> [DATA]:
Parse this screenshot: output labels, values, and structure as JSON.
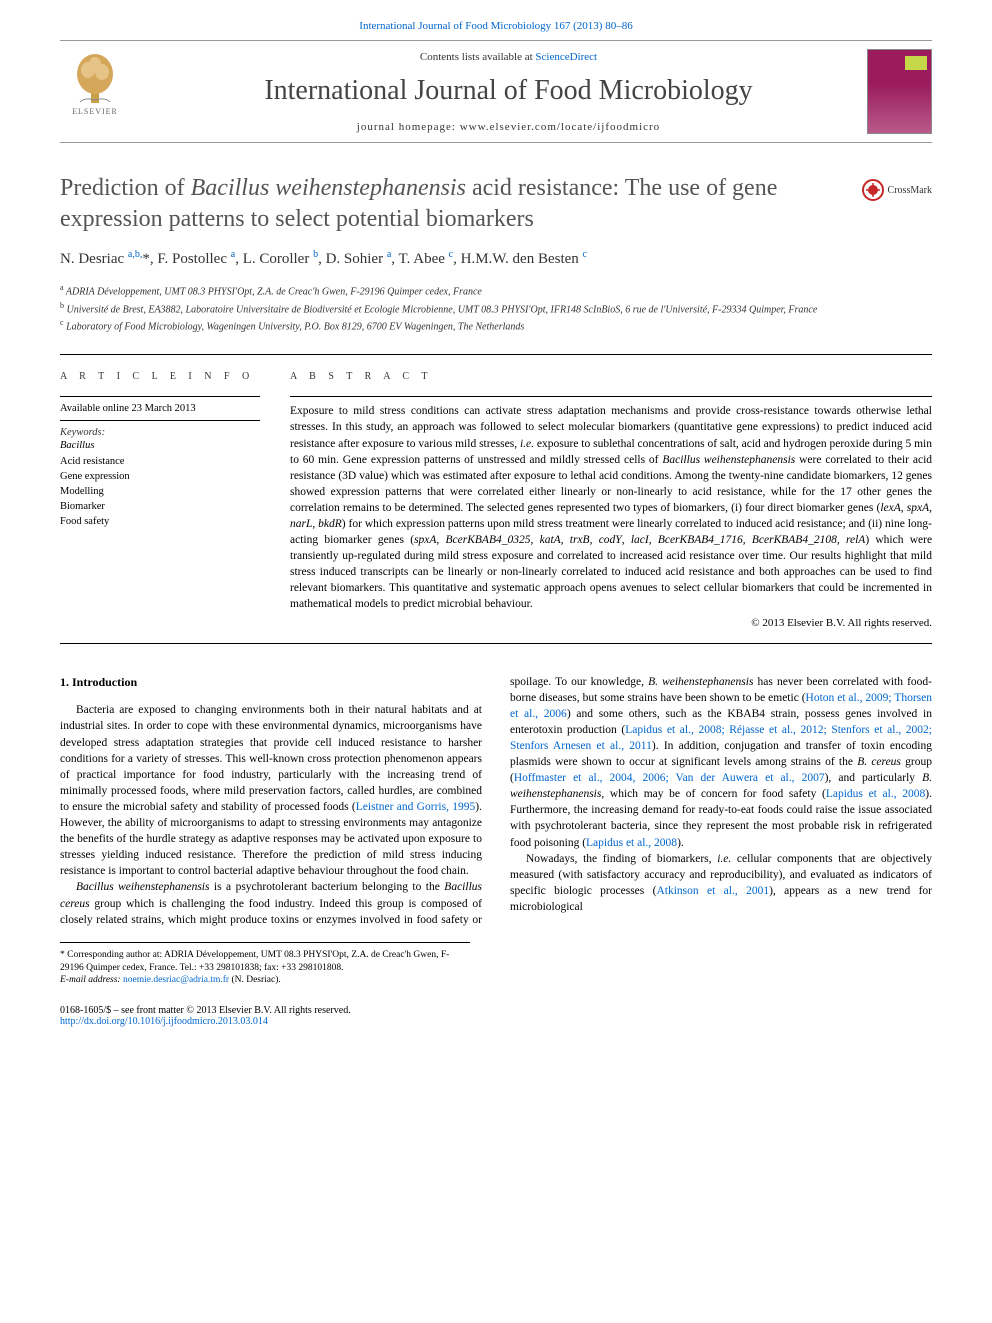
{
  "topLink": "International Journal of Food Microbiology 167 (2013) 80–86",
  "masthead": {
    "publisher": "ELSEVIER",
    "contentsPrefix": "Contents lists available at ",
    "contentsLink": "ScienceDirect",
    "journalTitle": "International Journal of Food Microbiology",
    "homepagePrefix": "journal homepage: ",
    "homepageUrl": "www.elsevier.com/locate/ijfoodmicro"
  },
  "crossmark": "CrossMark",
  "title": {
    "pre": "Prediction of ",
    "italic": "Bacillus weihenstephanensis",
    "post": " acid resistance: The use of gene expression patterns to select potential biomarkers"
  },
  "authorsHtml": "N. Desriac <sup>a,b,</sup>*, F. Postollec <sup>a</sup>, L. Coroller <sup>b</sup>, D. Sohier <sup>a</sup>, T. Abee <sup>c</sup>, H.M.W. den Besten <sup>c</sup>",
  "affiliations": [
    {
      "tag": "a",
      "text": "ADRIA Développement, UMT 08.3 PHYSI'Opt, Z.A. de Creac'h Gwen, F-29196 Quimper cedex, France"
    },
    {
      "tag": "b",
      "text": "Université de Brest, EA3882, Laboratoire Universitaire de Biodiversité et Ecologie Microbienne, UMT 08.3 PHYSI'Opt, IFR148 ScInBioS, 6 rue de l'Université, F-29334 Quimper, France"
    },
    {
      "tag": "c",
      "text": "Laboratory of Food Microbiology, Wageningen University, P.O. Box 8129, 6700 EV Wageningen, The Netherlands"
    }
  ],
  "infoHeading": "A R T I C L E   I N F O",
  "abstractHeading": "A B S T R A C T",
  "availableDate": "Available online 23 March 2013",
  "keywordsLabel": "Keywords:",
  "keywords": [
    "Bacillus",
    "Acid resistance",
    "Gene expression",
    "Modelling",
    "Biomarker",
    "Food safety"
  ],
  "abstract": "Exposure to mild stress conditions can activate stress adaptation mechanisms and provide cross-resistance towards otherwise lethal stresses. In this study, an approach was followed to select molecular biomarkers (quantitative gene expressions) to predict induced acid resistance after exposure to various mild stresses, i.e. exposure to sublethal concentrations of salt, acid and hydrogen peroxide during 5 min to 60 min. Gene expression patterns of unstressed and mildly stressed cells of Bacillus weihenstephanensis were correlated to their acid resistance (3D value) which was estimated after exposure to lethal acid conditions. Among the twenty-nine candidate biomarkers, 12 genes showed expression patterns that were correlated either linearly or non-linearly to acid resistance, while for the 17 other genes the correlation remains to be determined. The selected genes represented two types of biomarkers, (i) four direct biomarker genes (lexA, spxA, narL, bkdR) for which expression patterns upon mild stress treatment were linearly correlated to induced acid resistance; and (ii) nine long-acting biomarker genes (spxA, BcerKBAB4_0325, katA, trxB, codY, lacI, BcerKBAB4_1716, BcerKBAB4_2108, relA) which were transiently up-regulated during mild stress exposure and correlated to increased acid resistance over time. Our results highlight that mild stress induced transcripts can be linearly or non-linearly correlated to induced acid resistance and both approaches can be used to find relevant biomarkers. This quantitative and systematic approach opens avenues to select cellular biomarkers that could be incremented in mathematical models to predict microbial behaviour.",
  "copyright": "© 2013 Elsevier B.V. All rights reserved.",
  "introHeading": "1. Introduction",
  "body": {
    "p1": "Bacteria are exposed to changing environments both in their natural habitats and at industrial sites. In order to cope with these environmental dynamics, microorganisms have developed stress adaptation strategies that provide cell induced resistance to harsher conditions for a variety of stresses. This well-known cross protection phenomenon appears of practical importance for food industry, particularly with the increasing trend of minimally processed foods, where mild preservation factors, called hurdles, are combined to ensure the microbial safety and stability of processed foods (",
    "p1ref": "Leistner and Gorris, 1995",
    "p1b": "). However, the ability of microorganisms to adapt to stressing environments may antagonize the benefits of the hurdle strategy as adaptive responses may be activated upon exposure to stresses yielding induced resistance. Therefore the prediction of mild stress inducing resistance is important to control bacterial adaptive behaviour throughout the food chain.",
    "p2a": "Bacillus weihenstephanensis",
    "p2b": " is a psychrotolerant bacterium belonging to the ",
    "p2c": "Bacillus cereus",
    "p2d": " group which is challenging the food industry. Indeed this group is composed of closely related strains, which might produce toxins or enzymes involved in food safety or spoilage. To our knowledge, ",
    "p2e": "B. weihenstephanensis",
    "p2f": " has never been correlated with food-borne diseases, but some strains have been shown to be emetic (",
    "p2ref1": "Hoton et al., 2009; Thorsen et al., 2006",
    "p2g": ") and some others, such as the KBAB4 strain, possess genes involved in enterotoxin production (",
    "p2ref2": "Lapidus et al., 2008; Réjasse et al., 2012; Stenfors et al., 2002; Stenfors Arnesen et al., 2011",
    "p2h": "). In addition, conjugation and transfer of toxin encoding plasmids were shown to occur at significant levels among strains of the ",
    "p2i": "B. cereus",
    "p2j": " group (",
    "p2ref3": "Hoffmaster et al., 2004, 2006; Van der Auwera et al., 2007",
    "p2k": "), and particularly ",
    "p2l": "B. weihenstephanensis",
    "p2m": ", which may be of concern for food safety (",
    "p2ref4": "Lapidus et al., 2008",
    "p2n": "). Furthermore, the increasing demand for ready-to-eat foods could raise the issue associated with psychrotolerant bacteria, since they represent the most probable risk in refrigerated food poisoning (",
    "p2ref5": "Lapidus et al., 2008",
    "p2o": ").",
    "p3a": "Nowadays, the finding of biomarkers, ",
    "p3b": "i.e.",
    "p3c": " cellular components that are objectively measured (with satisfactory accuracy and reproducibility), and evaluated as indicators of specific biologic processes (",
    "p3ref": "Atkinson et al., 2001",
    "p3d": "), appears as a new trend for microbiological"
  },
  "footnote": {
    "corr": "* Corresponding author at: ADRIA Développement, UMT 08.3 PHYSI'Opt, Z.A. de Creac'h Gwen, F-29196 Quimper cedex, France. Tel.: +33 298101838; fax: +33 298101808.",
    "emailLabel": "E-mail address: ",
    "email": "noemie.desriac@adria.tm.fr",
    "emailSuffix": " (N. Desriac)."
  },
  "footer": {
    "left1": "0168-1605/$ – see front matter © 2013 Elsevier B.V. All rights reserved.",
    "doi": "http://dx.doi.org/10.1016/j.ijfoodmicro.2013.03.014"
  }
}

> [WHAT THE TASK ASKS]: Return, from the data, each line that has the word "Quimper" in it.

> [ANSWER SECTION]:
      "text": "ADRIA Développement, UMT 08.3 PHYSI'Opt, Z.A. de Creac'h Gwen, F-29196 Quimper cedex, France"
      "text": "Université de Brest, EA3882, Laboratoire Universitaire de Biodiversité et Ecologie Microbienne, UMT 08.3 PHYSI'Opt, IFR148 ScInBioS, 6 rue de l'Université, F-29334 Quimper, France"
    "corr": "* Corresponding author at: ADRIA Développement, UMT 08.3 PHYSI'Opt, Z.A. de Creac'h Gwen, F-29196 Quimper cedex, France. Tel.: +33 298101838; fax: +33 298101808.",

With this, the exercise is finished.